Copy out each line below that has the word "icon" in it.

-- -- --

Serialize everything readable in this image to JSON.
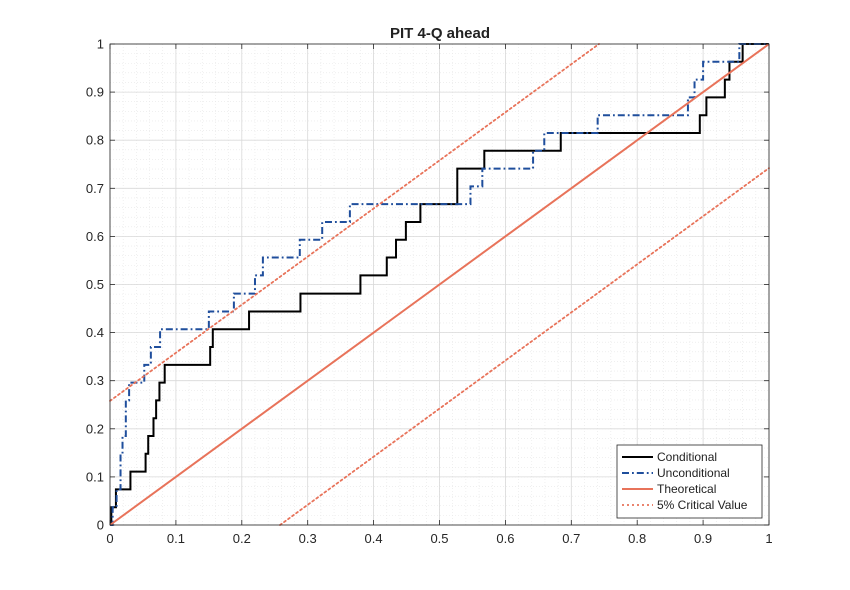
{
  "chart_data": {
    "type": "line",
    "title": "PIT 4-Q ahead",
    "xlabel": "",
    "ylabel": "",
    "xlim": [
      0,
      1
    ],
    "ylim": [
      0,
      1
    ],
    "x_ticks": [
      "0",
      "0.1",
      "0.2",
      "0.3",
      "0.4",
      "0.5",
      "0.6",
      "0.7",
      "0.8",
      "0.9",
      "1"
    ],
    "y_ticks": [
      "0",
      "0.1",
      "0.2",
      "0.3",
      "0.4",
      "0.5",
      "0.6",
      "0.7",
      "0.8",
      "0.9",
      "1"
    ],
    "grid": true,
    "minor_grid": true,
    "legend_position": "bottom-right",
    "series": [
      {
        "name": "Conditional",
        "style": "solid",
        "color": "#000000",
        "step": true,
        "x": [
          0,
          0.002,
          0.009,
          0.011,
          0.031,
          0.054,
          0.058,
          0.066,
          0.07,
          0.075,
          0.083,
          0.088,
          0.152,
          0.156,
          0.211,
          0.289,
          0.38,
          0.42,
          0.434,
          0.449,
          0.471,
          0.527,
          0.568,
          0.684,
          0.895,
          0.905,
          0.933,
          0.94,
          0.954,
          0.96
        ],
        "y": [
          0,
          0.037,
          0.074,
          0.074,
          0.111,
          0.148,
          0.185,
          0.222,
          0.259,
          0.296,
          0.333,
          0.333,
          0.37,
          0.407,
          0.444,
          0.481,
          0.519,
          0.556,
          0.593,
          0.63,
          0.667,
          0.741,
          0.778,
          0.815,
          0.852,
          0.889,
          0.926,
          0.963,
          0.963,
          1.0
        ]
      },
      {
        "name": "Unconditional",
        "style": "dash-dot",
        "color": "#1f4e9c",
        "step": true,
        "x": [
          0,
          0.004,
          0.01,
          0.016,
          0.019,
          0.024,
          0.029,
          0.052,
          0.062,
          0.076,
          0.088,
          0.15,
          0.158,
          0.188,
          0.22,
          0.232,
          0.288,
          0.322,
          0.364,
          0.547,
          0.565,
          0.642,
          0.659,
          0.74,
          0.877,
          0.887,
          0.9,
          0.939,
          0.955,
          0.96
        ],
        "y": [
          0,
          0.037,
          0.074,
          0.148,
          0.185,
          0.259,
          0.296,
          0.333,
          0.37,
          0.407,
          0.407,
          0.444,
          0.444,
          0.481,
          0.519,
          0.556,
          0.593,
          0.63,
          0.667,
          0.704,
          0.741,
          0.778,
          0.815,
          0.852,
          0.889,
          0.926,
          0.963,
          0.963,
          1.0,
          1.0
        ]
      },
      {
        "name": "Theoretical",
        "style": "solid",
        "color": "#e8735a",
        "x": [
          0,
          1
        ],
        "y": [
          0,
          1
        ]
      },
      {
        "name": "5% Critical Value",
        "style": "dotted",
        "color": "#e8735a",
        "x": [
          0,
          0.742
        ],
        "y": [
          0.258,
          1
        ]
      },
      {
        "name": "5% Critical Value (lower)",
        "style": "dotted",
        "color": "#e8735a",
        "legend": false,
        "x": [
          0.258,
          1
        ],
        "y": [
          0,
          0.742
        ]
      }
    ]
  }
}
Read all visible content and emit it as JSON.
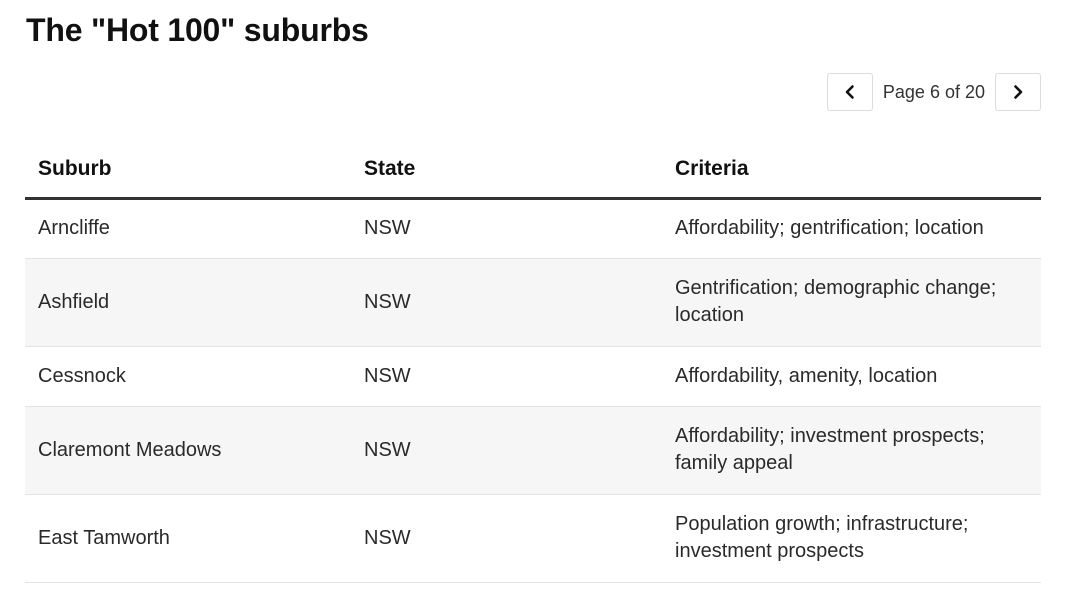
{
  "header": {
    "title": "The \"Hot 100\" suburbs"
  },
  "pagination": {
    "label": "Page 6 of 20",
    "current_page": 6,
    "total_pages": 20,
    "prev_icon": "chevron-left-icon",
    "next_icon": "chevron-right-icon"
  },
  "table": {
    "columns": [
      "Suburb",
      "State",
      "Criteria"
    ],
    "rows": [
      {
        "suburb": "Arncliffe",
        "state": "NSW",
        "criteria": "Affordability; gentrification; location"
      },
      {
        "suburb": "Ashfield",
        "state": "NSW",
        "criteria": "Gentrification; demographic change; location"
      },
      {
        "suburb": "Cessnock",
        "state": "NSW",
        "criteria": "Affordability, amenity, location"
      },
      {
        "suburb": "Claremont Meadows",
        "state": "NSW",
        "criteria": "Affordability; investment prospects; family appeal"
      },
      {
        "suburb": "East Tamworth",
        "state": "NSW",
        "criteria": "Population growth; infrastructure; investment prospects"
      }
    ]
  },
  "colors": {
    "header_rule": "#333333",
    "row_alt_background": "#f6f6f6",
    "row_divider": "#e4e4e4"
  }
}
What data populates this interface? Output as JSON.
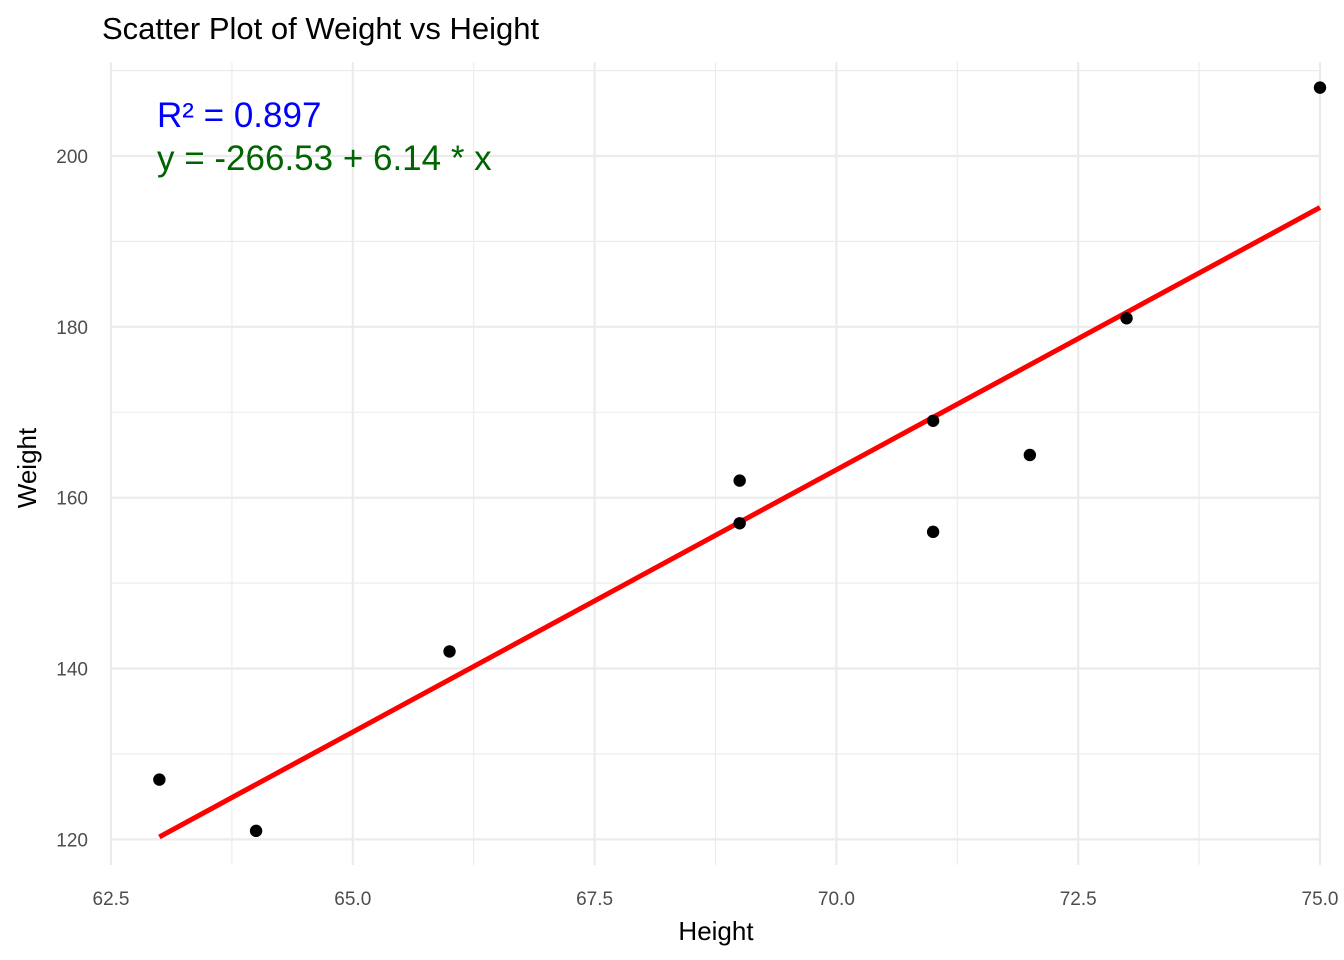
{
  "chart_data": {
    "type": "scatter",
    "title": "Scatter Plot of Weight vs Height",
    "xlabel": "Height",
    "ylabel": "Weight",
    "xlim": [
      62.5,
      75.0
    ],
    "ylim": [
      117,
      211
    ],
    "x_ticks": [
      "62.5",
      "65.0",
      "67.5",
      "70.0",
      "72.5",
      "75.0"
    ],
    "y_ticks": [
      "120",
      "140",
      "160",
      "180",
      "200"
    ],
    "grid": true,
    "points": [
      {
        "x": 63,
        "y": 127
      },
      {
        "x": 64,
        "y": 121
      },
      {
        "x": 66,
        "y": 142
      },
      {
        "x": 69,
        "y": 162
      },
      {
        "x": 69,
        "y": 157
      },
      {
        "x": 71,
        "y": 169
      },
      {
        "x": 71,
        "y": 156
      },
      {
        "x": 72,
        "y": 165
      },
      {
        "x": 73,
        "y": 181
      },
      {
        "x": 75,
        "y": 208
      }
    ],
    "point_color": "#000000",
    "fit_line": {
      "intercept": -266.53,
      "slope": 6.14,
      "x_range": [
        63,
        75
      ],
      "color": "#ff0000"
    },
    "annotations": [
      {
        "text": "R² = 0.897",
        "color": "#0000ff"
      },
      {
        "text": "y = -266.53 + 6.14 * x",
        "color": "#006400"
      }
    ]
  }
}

-- -- --

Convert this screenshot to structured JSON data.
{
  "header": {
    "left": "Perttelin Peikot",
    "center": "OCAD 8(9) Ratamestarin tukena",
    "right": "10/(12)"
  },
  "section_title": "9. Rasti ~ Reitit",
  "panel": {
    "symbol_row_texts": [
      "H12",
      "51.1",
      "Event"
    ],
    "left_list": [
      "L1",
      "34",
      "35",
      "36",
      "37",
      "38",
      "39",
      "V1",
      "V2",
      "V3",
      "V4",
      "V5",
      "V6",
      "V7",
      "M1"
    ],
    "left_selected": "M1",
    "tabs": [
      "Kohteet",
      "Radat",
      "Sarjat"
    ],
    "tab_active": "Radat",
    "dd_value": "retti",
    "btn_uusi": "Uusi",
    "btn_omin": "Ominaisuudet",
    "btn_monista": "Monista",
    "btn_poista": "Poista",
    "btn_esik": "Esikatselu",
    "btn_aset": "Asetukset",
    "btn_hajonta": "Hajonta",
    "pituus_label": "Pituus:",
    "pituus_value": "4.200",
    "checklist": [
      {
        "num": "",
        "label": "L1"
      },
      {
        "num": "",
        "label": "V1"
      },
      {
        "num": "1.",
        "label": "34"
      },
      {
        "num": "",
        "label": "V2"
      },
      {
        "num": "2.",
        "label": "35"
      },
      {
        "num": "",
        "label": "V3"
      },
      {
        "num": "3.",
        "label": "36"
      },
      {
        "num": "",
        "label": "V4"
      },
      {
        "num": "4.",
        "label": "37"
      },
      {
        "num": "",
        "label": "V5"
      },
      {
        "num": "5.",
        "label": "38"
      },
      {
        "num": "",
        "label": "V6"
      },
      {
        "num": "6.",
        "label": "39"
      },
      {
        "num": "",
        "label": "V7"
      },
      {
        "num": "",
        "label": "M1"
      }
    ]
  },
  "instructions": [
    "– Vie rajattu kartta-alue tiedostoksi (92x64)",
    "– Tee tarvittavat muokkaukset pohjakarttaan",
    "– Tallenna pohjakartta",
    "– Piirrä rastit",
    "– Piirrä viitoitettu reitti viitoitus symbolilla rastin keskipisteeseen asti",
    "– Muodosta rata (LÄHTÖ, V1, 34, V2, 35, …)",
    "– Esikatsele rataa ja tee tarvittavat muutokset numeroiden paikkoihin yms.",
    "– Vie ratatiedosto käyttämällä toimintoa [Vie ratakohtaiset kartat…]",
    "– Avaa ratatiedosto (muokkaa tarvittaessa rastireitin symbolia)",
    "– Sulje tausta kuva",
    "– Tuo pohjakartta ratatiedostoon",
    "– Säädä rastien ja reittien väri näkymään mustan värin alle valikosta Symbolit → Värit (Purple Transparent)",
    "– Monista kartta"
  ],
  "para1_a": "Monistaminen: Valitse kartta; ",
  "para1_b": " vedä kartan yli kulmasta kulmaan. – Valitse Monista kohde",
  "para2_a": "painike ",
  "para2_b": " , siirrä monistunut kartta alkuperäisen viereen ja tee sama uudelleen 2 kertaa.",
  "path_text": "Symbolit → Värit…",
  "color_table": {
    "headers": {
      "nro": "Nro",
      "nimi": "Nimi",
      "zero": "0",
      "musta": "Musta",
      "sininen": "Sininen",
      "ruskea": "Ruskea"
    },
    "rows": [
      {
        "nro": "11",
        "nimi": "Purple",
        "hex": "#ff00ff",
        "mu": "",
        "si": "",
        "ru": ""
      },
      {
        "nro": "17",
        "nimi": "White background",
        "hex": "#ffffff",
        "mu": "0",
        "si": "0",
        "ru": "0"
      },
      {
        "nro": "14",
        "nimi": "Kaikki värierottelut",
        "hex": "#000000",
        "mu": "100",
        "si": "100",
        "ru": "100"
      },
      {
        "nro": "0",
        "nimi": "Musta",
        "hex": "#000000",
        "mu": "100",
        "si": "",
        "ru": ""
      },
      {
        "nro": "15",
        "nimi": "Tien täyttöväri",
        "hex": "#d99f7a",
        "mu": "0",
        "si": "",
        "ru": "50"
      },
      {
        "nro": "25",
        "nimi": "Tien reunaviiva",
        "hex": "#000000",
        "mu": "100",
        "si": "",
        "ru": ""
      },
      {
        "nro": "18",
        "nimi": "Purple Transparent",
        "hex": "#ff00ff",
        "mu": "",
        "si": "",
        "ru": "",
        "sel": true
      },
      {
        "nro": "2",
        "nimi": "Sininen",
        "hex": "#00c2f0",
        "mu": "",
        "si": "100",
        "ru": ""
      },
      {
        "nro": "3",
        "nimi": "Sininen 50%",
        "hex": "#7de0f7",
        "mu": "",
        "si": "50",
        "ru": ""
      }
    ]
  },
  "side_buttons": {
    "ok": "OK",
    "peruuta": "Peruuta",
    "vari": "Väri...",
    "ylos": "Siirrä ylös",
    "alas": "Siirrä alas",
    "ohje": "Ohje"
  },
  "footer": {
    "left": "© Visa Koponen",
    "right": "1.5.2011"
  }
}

-- -- --

• **EXERCISE OUTPUT**
    "prev_icon": "chevron-left-icon",
    "next_icon": "chevron-right-icon"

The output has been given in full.